> _Provided passage_:

----

Research Recipes

The following examples are code snippets that can be run in the Research environment.

Data Visualization

Plotting with matplotlib

This example retrieves market cap data from the FactSet Fundamentals dataset and uses matplotlib.pyplot to plot the market cap for two different equities (T and VZ).

Note the use of a for loop with plt.plot() to plot the market cap for each stock in stocks_of_interest. Also note the use of data.index.levels[0] to access the "dates" index of the Pipeline output and the use of data.xs(stock, level=1) to get the timeseries of market cap data for stock in each iteration of the for loop.

from quantopian.pipeline import Pipeline
from quantopian.pipeline.data.factset import Fundamentals

from quantopian.research import run_pipeline

import matplotlib.pyplot as plt

# Get data to plot using pipeline.
pipe = Pipeline(
    columns={
        'market_cap': Fundamentals.mkt_val.latest,
    }
)

data = run_pipeline(pipe, '2002-1-01', '2018-6-27')

# Plotting data.
stocks_of_interest = symbols(['T', 'VZ'])

# Define columns to be a list of all columns that were on our pipeline output.
columns = list(data.columns)

# Define dates to be the dates from our pipeline output index.
dates = data.index.levels[0]

# Plot data for each stock in stocks_of_interest.
for stock in stocks_of_interest:
    pipeline_data = data.xs(stock, level=1)

    # Iterate through data fields and plot each one as a line graph. In this
    # example, we only have one field to plot, but we can add more columns
    # to the pipeline and they will get plotted here.
    for column in columns:
        plt.plot(dates, pipeline_data[column], label=str(stock.symbol)+' '+str(column))

plt.legend(loc='upper left')
plt.title('Historical T and VZ Market Cap')
plt.show()
Plotting with matplotlib

Rendering a pipeline result in an interactive table

This example uses QGrid to render an interactive "grid" of a pipeline output dataframe. Running this example in research will render an interactive view of the dataframe where you can filter the columns by clicking the filter icon in any of the column headers of the grid. You can also edit cell values interactively by double clicking the cell you'd like to edit. This tool is typically helpful for consumers who are less familiar with the pandas library.

----

> _Data shown_:
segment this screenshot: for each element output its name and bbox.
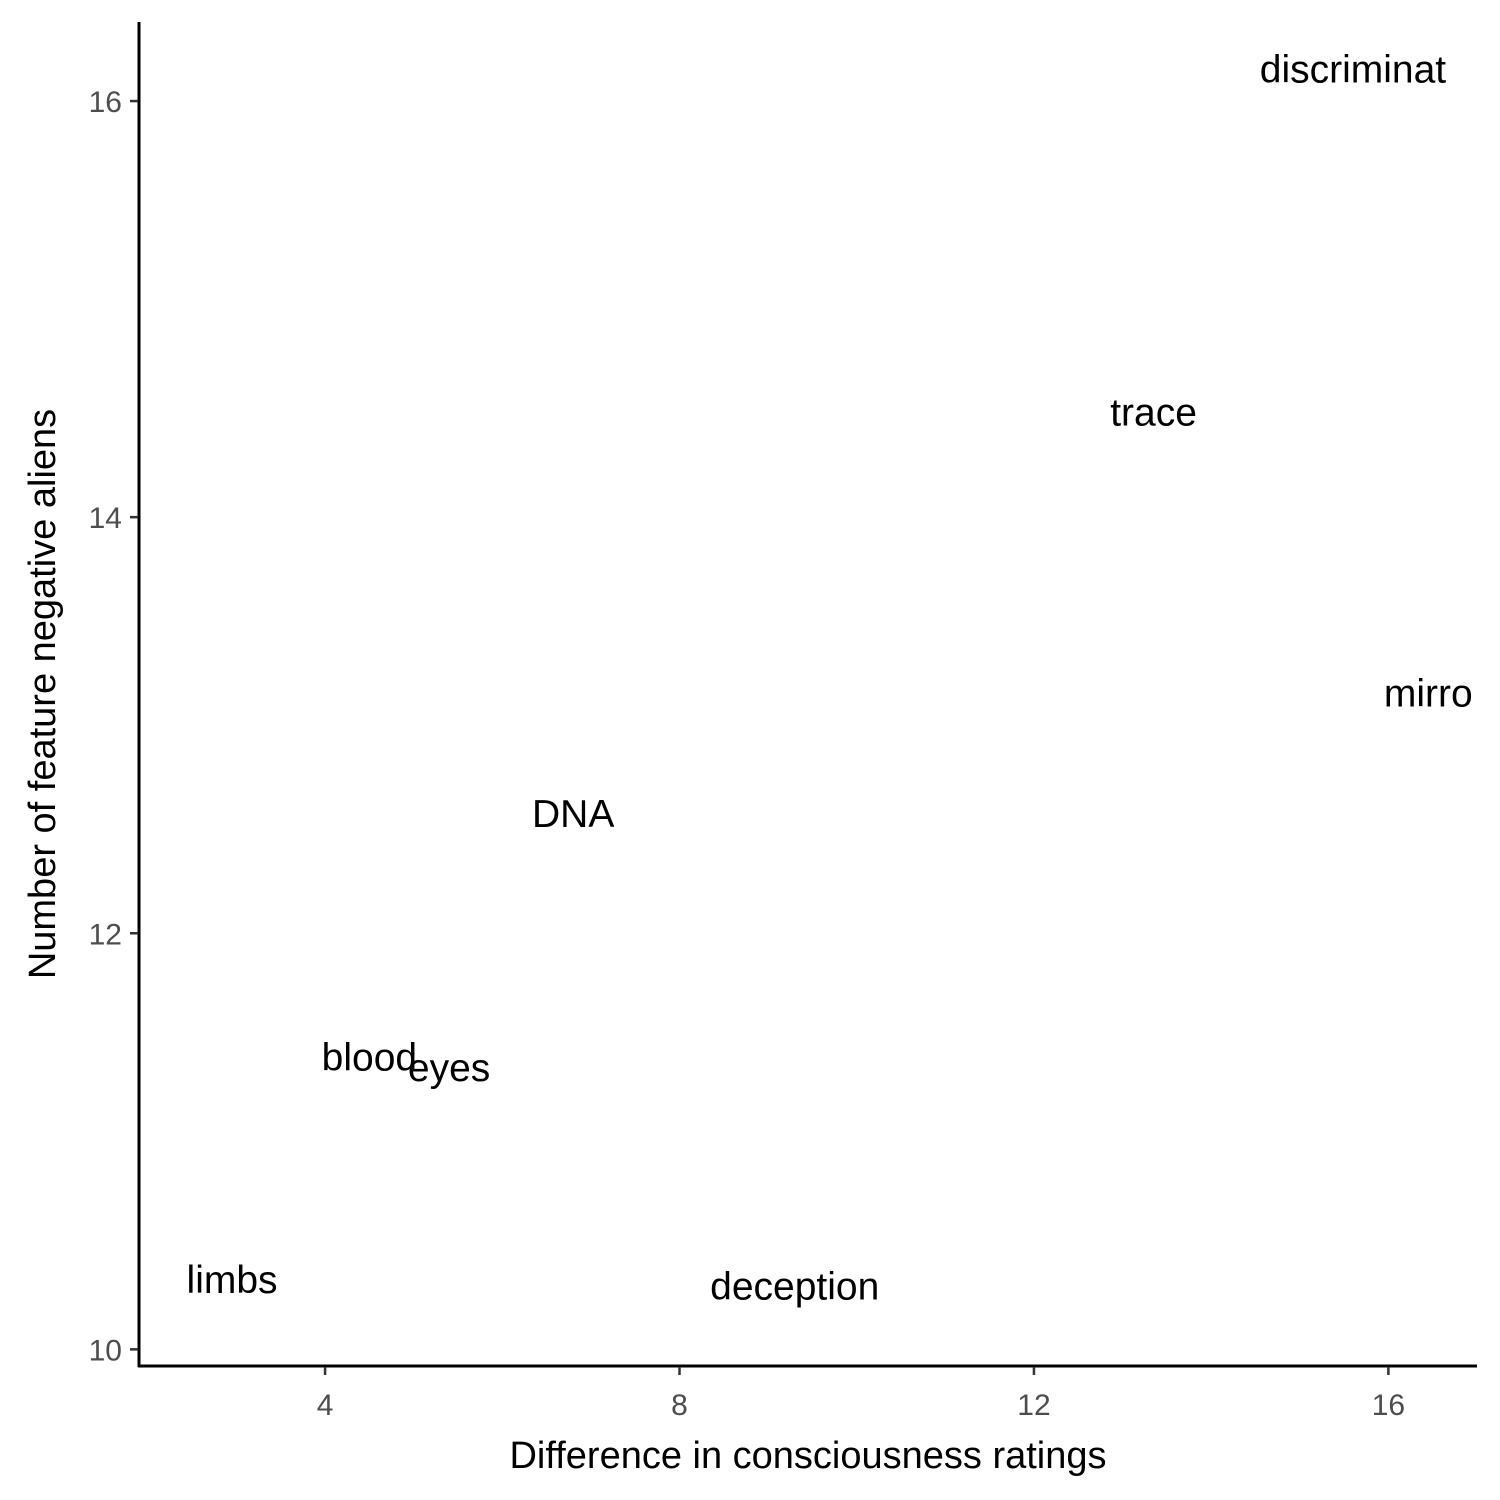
point-label-limbs: limbs: [187, 1259, 278, 1302]
x-axis-title: Difference in consciousness ratings: [509, 1435, 1106, 1477]
y-tick-label: 12: [89, 918, 122, 951]
y-axis-title: Number of feature negative aliens: [22, 409, 64, 979]
point-label-mirro: mirro: [1384, 673, 1473, 716]
x-tick-label: 4: [317, 1389, 334, 1422]
point-label-deception: deception: [710, 1265, 879, 1308]
point-label-blood: blood: [322, 1037, 417, 1080]
x-tick-label: 16: [1372, 1389, 1405, 1422]
x-axis-ticks: 4 8 12 16: [317, 1367, 1405, 1422]
y-tick-label: 10: [89, 1334, 122, 1367]
point-label-dna: DNA: [532, 793, 614, 836]
y-tick-label: 14: [89, 502, 122, 535]
y-tick-label: 16: [89, 86, 122, 119]
y-axis-ticks: 10 12 14 16: [89, 86, 138, 1367]
x-tick-label: 12: [1017, 1389, 1050, 1422]
point-label-discriminat: discriminat: [1260, 48, 1447, 91]
point-label-eyes: eyes: [408, 1047, 490, 1090]
point-label-trace: trace: [1110, 392, 1197, 435]
x-tick-label: 8: [671, 1389, 688, 1422]
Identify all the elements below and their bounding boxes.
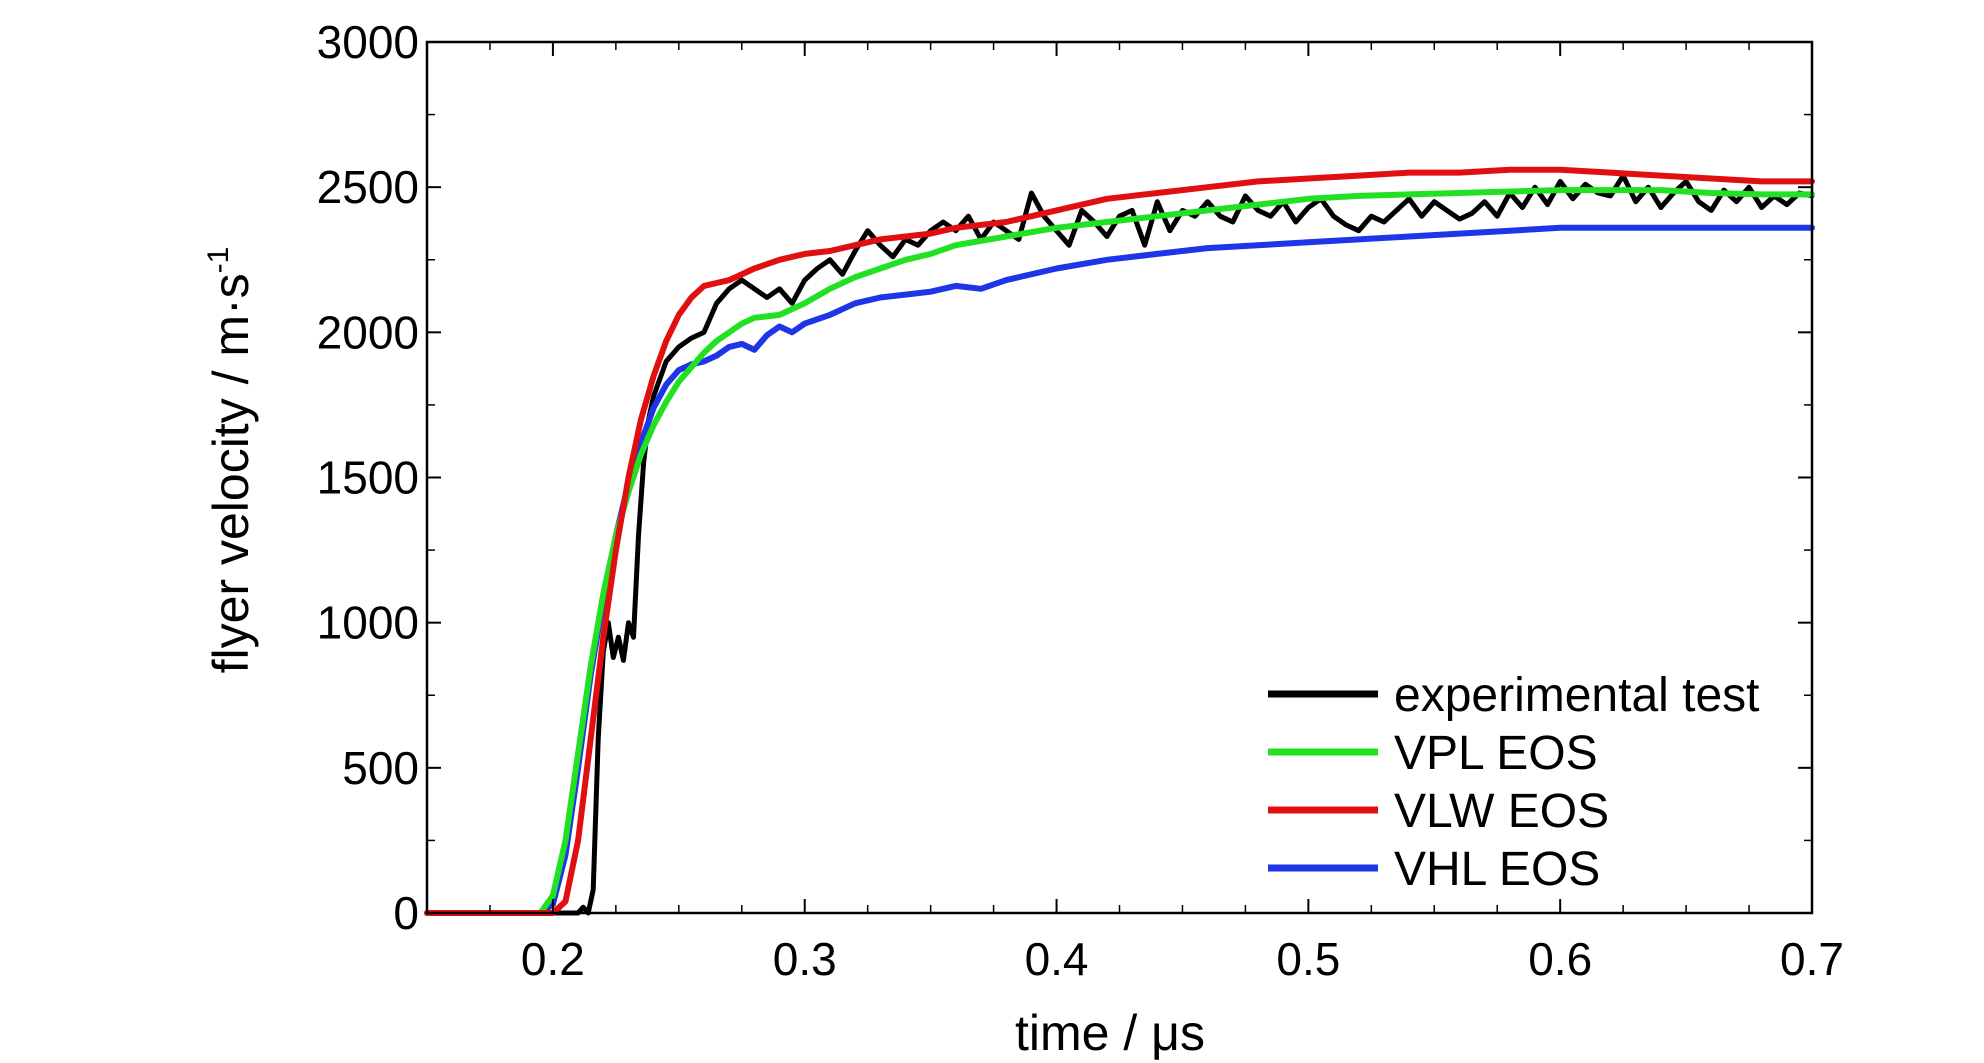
x-tick-label: 0.6 — [1528, 933, 1592, 985]
y-axis: 0 500 1000 1500 2000 2500 3000 — [317, 16, 1812, 939]
x-tick-label: 0.5 — [1276, 933, 1340, 985]
y-axis-title-superscript: -1 — [202, 247, 235, 274]
x-tick-label: 0.4 — [1025, 933, 1089, 985]
x-tick-label: 0.7 — [1780, 933, 1844, 985]
series-line-experimental-test — [424, 173, 1815, 916]
legend-label: experimental test — [1394, 669, 1760, 722]
legend-label: VPL EOS — [1394, 727, 1598, 780]
y-tick-label: 2500 — [317, 161, 419, 213]
y-axis-title: flyer velocity / m·s — [203, 273, 259, 673]
y-tick-label: 2000 — [317, 306, 419, 358]
plot-area — [424, 166, 1815, 916]
y-axis-title-group: flyer velocity / m·s-1 — [202, 247, 259, 674]
x-tick-label: 0.3 — [773, 933, 837, 985]
y-tick-label: 1500 — [317, 452, 419, 504]
x-axis-title: time / μs — [1015, 1005, 1205, 1061]
series-line-vlw-eos — [424, 166, 1815, 916]
svg-text:flyer velocity / m·s-1: flyer velocity / m·s-1 — [202, 247, 259, 674]
y-tick-label: 3000 — [317, 16, 419, 68]
legend-label: VHL EOS — [1394, 843, 1600, 896]
x-tick-label: 0.2 — [521, 933, 585, 985]
y-tick-label: 1000 — [317, 597, 419, 649]
x-axis: 0.2 0.3 0.4 0.5 0.6 0.7 — [489, 42, 1844, 985]
y-tick-label: 0 — [393, 887, 419, 939]
legend-label: VLW EOS — [1394, 785, 1609, 838]
y-tick-label: 500 — [342, 742, 419, 794]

----

> _Prompt A_: In the research recipes page, which two equities have their market cap plotted in the matplotlib example?
> _Prompt B_: Drawing on the research recipes page, explain why the matplotlib code loops over every column of the pipeline output even though it plots only market cap.
> _Prompt C_: From the research recipes page, set down everything from "data = run_pipeline(pipe, '2002-1-01', '2018-6-27')" down to "our pipeline output.".
Answer from the research recipes page alone, without the entries.

> _Correct result A_: T and VZ.

> _Correct result B_: The loop plots each data field as a line graph. This example has only one field, but any more columns added to the pipeline will be plotted by that same loop.

> _Correct result C_:
data = run_pipeline(pipe, '2002-1-01', '2018-6-27')

# Plotting data.
stocks_of_interest = symbols(['T', 'VZ'])

# Define columns to be a list of all columns that were on our pipeline output.